The task: From the data that follows, copy every line holding the string "ylabel".
═════ Data shown ═════
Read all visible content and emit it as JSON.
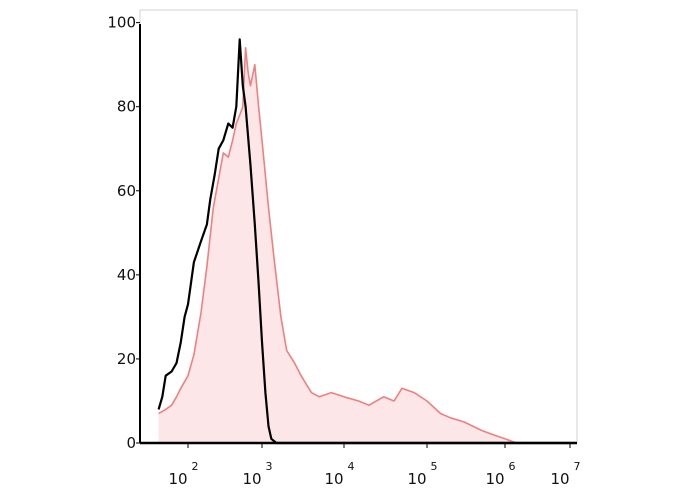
{
  "chart_data": {
    "type": "area",
    "title": "",
    "xlabel": "",
    "ylabel": "",
    "x_scale": "log",
    "xlim": [
      40,
      10000000
    ],
    "ylim": [
      0,
      103
    ],
    "grid": false,
    "legend": "none",
    "x_ticks": [
      {
        "value": 100,
        "base": "10",
        "exp": "2"
      },
      {
        "value": 1000,
        "base": "10",
        "exp": "3"
      },
      {
        "value": 10000,
        "base": "10",
        "exp": "4"
      },
      {
        "value": 100000,
        "base": "10",
        "exp": "5"
      },
      {
        "value": 1000000,
        "base": "10",
        "exp": "6"
      },
      {
        "value": 10000000,
        "base": "10",
        "exp": "7"
      }
    ],
    "y_ticks": [
      {
        "value": 0,
        "label": "0"
      },
      {
        "value": 20,
        "label": "20"
      },
      {
        "value": 40,
        "label": "40"
      },
      {
        "value": 60,
        "label": "60"
      },
      {
        "value": 80,
        "label": "80"
      },
      {
        "value": 100,
        "label": "100"
      }
    ],
    "series": [
      {
        "color": "#f08080",
        "fill": "#fde6e8",
        "x": [
          40,
          50,
          60,
          70,
          80,
          100,
          120,
          150,
          180,
          220,
          260,
          300,
          350,
          400,
          450,
          500,
          550,
          600,
          650,
          700,
          800,
          900,
          1000,
          1200,
          1400,
          1700,
          2000,
          2500,
          3000,
          4000,
          5000,
          7000,
          10000,
          15000,
          20000,
          30000,
          40000,
          50000,
          70000,
          100000,
          150000,
          200000,
          300000,
          500000,
          700000,
          1000000,
          1500000,
          2000000,
          5000000,
          10000000
        ],
        "values": [
          7,
          8,
          9,
          11,
          13,
          16,
          21,
          31,
          42,
          56,
          63,
          69,
          68,
          72,
          76,
          78,
          80,
          94,
          88,
          85,
          90,
          80,
          72,
          56,
          44,
          30,
          22,
          19,
          16,
          12,
          11,
          12,
          11,
          10,
          9,
          11,
          10,
          13,
          12,
          10,
          7,
          6,
          5,
          3,
          2,
          1,
          0,
          0,
          0,
          0
        ]
      },
      {
        "color": "#000000",
        "x": [
          40,
          45,
          50,
          60,
          70,
          80,
          90,
          100,
          120,
          150,
          180,
          200,
          230,
          260,
          300,
          350,
          400,
          450,
          500,
          550,
          600,
          700,
          800,
          900,
          1000,
          1100,
          1200,
          1300,
          1500,
          1700,
          2000,
          3000,
          5000,
          10000000
        ],
        "values": [
          8,
          11,
          16,
          17,
          19,
          24,
          30,
          33,
          43,
          48,
          52,
          58,
          64,
          70,
          72,
          76,
          75,
          80,
          96,
          85,
          80,
          66,
          52,
          38,
          24,
          12,
          4,
          1,
          0,
          0,
          0,
          0,
          0,
          0
        ]
      }
    ]
  }
}
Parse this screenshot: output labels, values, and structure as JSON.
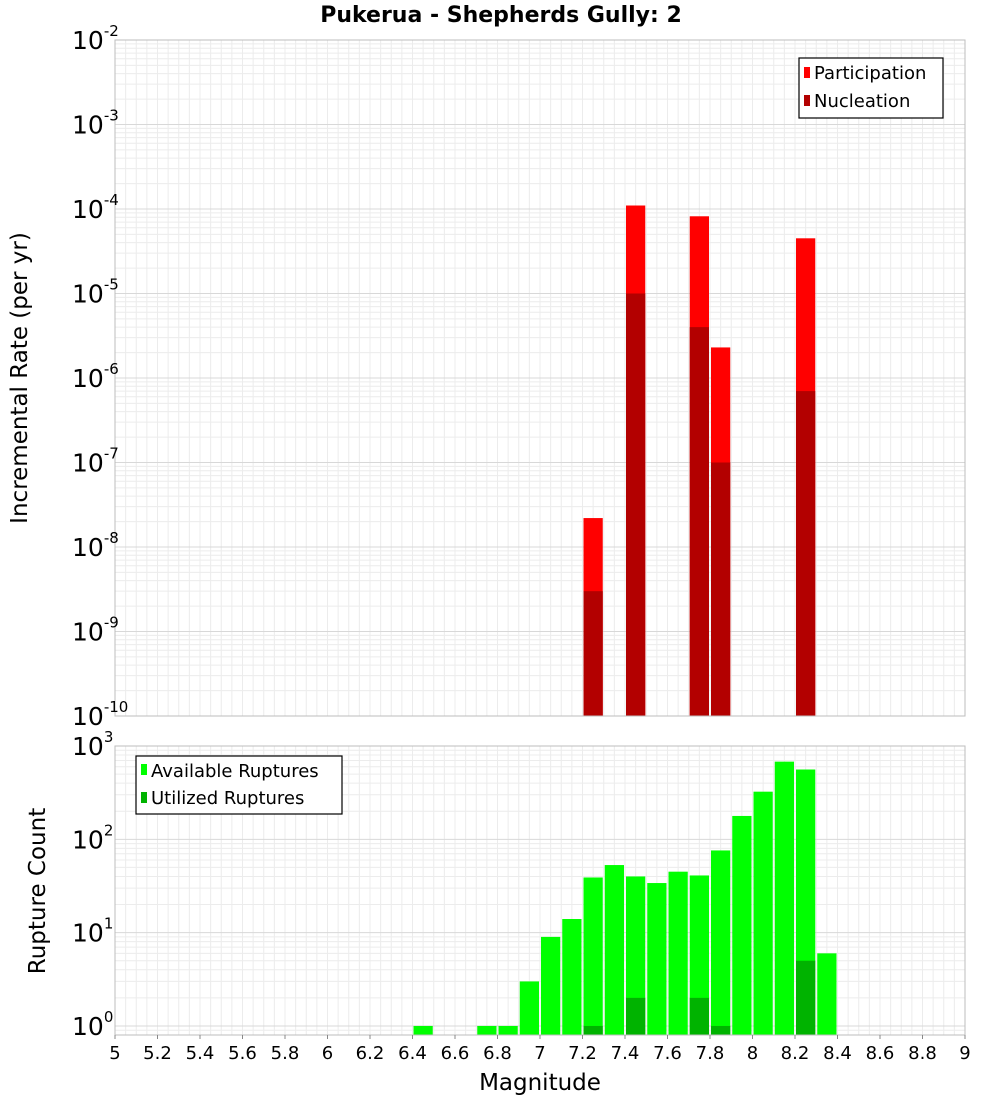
{
  "chart_data": [
    {
      "type": "bar",
      "title": "Pukerua - Shepherds Gully: 2",
      "xlabel": "Magnitude",
      "ylabel": "Incremental Rate (per yr)",
      "yscale": "log",
      "xlim": [
        5,
        9
      ],
      "ylim": [
        1e-10,
        0.01
      ],
      "ytick_exponents": [
        "-2",
        "-3",
        "-4",
        "-5",
        "-6",
        "-7",
        "-8",
        "-9",
        "-10"
      ],
      "legend_position": "top-right",
      "series": [
        {
          "name": "Participation",
          "color": "#ff0000",
          "x": [
            7.25,
            7.45,
            7.75,
            7.85,
            8.25
          ],
          "values": [
            2.2e-08,
            0.00011,
            8.2e-05,
            2.3e-06,
            4.5e-05
          ]
        },
        {
          "name": "Nucleation",
          "color": "#b30000",
          "x": [
            7.25,
            7.45,
            7.75,
            7.85,
            8.25
          ],
          "values": [
            3e-09,
            1e-05,
            4e-06,
            1e-07,
            7e-07
          ]
        }
      ]
    },
    {
      "type": "bar",
      "xlabel": "Magnitude",
      "ylabel": "Rupture Count",
      "yscale": "log",
      "xlim": [
        5,
        9
      ],
      "ylim": [
        0.8,
        1000
      ],
      "ytick_exponents": [
        "3",
        "2",
        "1",
        "0"
      ],
      "legend_position": "top-left",
      "series": [
        {
          "name": "Available Ruptures",
          "color": "#00ff00",
          "x": [
            6.45,
            6.75,
            6.85,
            6.95,
            7.05,
            7.15,
            7.25,
            7.35,
            7.45,
            7.55,
            7.65,
            7.75,
            7.85,
            7.95,
            8.05,
            8.15,
            8.25,
            8.35
          ],
          "values": [
            1,
            1,
            1,
            3,
            9,
            14,
            39,
            53,
            40,
            34,
            45,
            41,
            76,
            178,
            324,
            680,
            560,
            6
          ]
        },
        {
          "name": "Utilized Ruptures",
          "color": "#00b300",
          "x": [
            7.25,
            7.45,
            7.75,
            7.85,
            8.25
          ],
          "values": [
            1,
            2,
            2,
            1,
            5
          ]
        }
      ]
    }
  ],
  "x_tick_labels": [
    "5",
    "5.2",
    "5.4",
    "5.6",
    "5.8",
    "6",
    "6.2",
    "6.4",
    "6.6",
    "6.8",
    "7",
    "7.2",
    "7.4",
    "7.6",
    "7.8",
    "8",
    "8.2",
    "8.4",
    "8.6",
    "8.8",
    "9"
  ],
  "ytick_base": "10"
}
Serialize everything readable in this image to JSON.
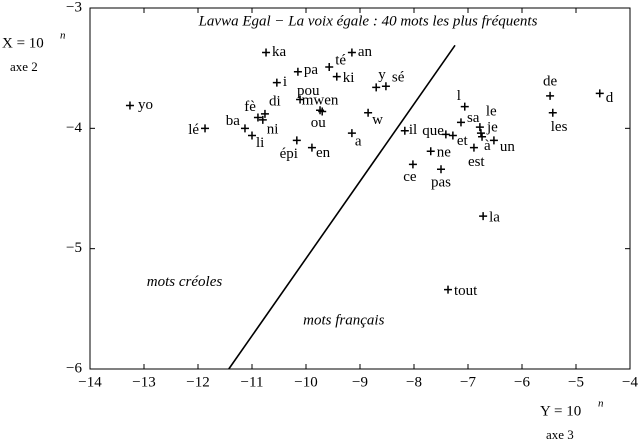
{
  "chart_data": {
    "type": "scatter",
    "title": "Lavwa Egal − La voix égale : 40 mots les plus fréquents",
    "x_label": "Y = 10",
    "x_label_exponent": "n",
    "x_axis_name": "axe 3",
    "y_label": "X = 10",
    "y_label_exponent": "n",
    "y_axis_name": "axe 2",
    "labels": [
      "yo",
      "lé",
      "ba",
      "fè",
      "di",
      "ni",
      "li",
      "ka",
      "i",
      "pa",
      "té",
      "an",
      "ki",
      "sé",
      "y",
      "pou",
      "mwen",
      "ou",
      "w",
      "a",
      "épi",
      "en",
      "il",
      "ce",
      "l",
      "sa",
      "que",
      "et",
      "ne",
      "le",
      "je",
      "à",
      "un",
      "est",
      "pas",
      "de",
      "les",
      "d",
      "la",
      "tout"
    ],
    "x": [
      -13.26,
      -11.87,
      -11.13,
      -10.89,
      -10.76,
      -10.8,
      -11.0,
      -10.74,
      -10.54,
      -10.15,
      -9.57,
      -9.15,
      -9.43,
      -8.52,
      -8.7,
      -10.11,
      -9.74,
      -9.7,
      -8.85,
      -9.15,
      -10.17,
      -9.89,
      -8.17,
      -8.02,
      -7.06,
      -7.13,
      -7.41,
      -7.28,
      -7.69,
      -6.78,
      -6.76,
      -6.74,
      -6.52,
      -6.89,
      -7.5,
      -5.48,
      -5.43,
      -4.56,
      -6.72,
      -7.37
    ],
    "values": [
      -3.81,
      -4.0,
      -4.0,
      -3.91,
      -3.88,
      -3.93,
      -4.06,
      -3.37,
      -3.62,
      -3.53,
      -3.49,
      -3.37,
      -3.57,
      -3.65,
      -3.66,
      -3.76,
      -3.85,
      -3.86,
      -3.87,
      -4.04,
      -4.1,
      -4.16,
      -4.02,
      -4.3,
      -3.82,
      -3.95,
      -4.05,
      -4.06,
      -4.19,
      -3.99,
      -4.04,
      -4.07,
      -4.1,
      -4.16,
      -4.34,
      -3.73,
      -3.87,
      -3.71,
      -4.73,
      -5.34
    ],
    "color": "#000000",
    "separator": {
      "x": [
        -11.43,
        -7.24
      ],
      "y": [
        -6,
        -3.31
      ]
    },
    "annotations": [
      {
        "text": "mots créoles",
        "x": -12.25,
        "y": -5.28
      },
      {
        "text": "mots français",
        "x": -9.3,
        "y": -5.6
      }
    ],
    "xlim": [
      -14,
      -4
    ],
    "ylim": [
      -6,
      -3
    ],
    "xticks": [
      {
        "value": -14,
        "label": "−14"
      },
      {
        "value": -13,
        "label": "−13"
      },
      {
        "value": -12,
        "label": "−12"
      },
      {
        "value": -11,
        "label": "−11"
      },
      {
        "value": -10,
        "label": "−10"
      },
      {
        "value": -9,
        "label": "−9"
      },
      {
        "value": -8,
        "label": "−8"
      },
      {
        "value": -7,
        "label": "−7"
      },
      {
        "value": -6,
        "label": "−6"
      },
      {
        "value": -5,
        "label": "−5"
      },
      {
        "value": -4,
        "label": "−4"
      }
    ],
    "yticks": [
      {
        "value": -6,
        "label": "−6"
      },
      {
        "value": -5,
        "label": "−5"
      },
      {
        "value": -4,
        "label": "−4"
      },
      {
        "value": -3,
        "label": "−3"
      }
    ]
  }
}
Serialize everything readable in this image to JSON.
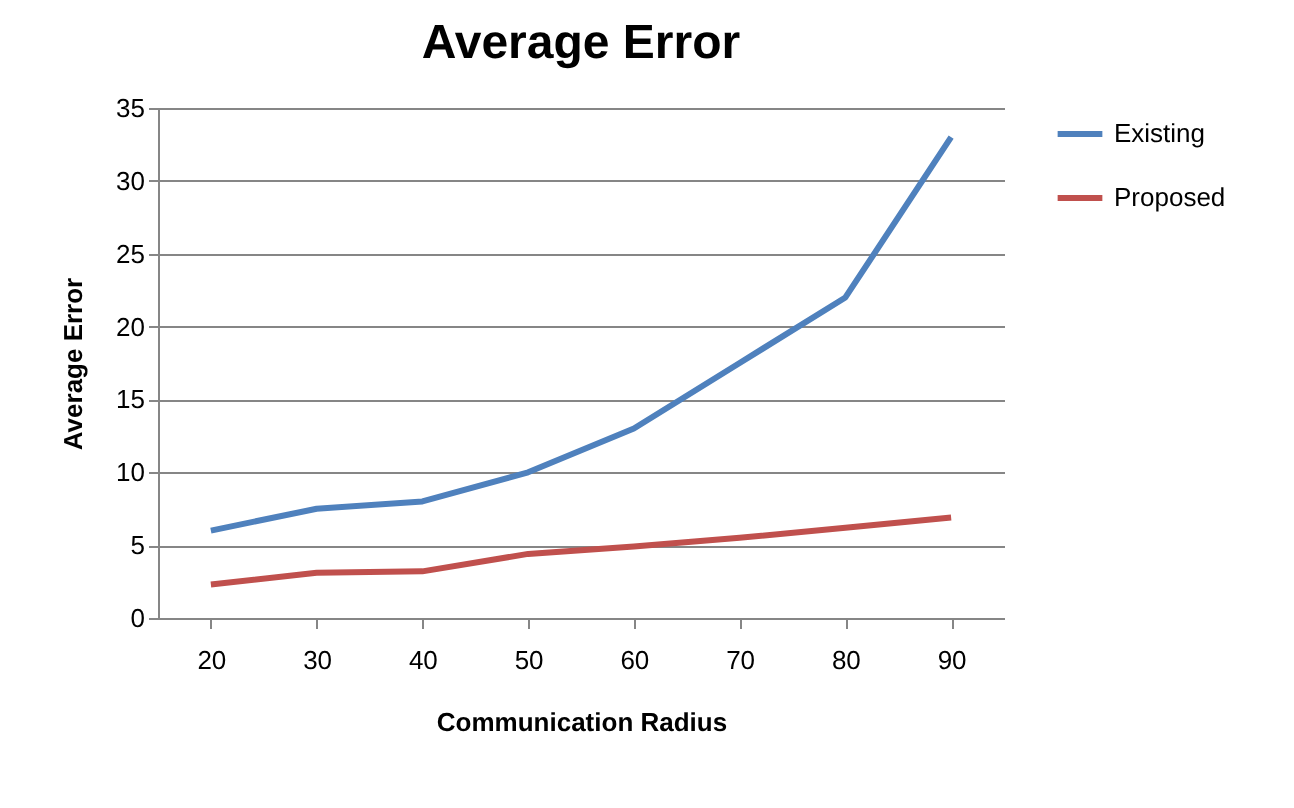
{
  "chart_data": {
    "type": "line",
    "title": "Average Error",
    "xlabel": "Communication Radius",
    "ylabel": "Average Error",
    "categories": [
      "20",
      "30",
      "40",
      "50",
      "60",
      "70",
      "80",
      "90"
    ],
    "series": [
      {
        "name": "Existing",
        "color": "#4f81bd",
        "values": [
          6,
          7.5,
          8,
          10,
          13,
          17.5,
          22,
          33
        ]
      },
      {
        "name": "Proposed",
        "color": "#c0504d",
        "values": [
          2.3,
          3.1,
          3.2,
          4.4,
          4.9,
          5.5,
          6.2,
          6.9
        ]
      }
    ],
    "ylim": [
      0,
      35
    ],
    "yticks": [
      0,
      5,
      10,
      15,
      20,
      25,
      30,
      35
    ],
    "grid": "y",
    "legend": "right",
    "marker": "none",
    "line_style": "solid"
  }
}
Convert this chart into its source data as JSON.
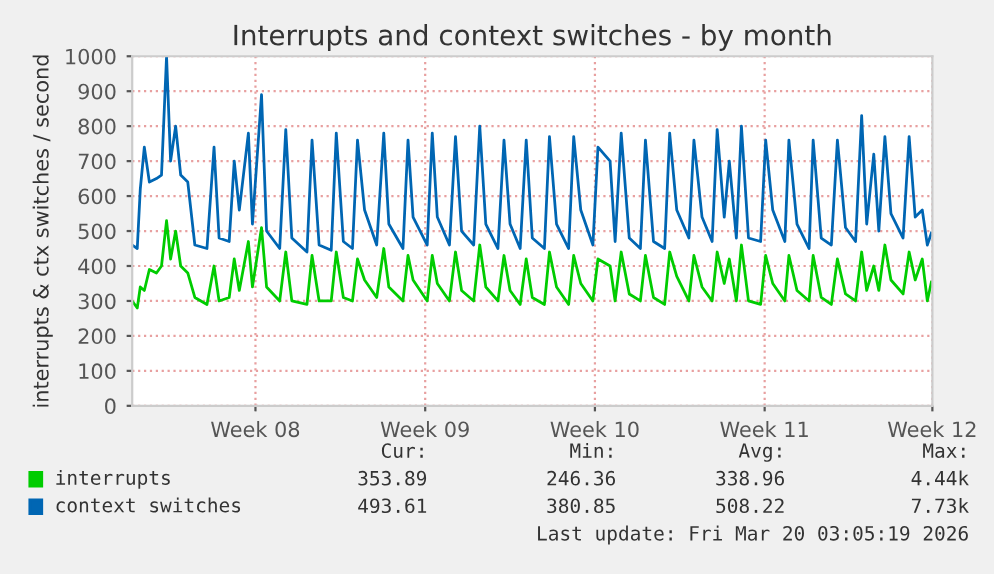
═════
Correct answer:
    "ylabel": "",
      "ylabel": "Incremental Rate (per yr)",
      "ylabel": "Rupture Count",
    "ylabel": "Average Error",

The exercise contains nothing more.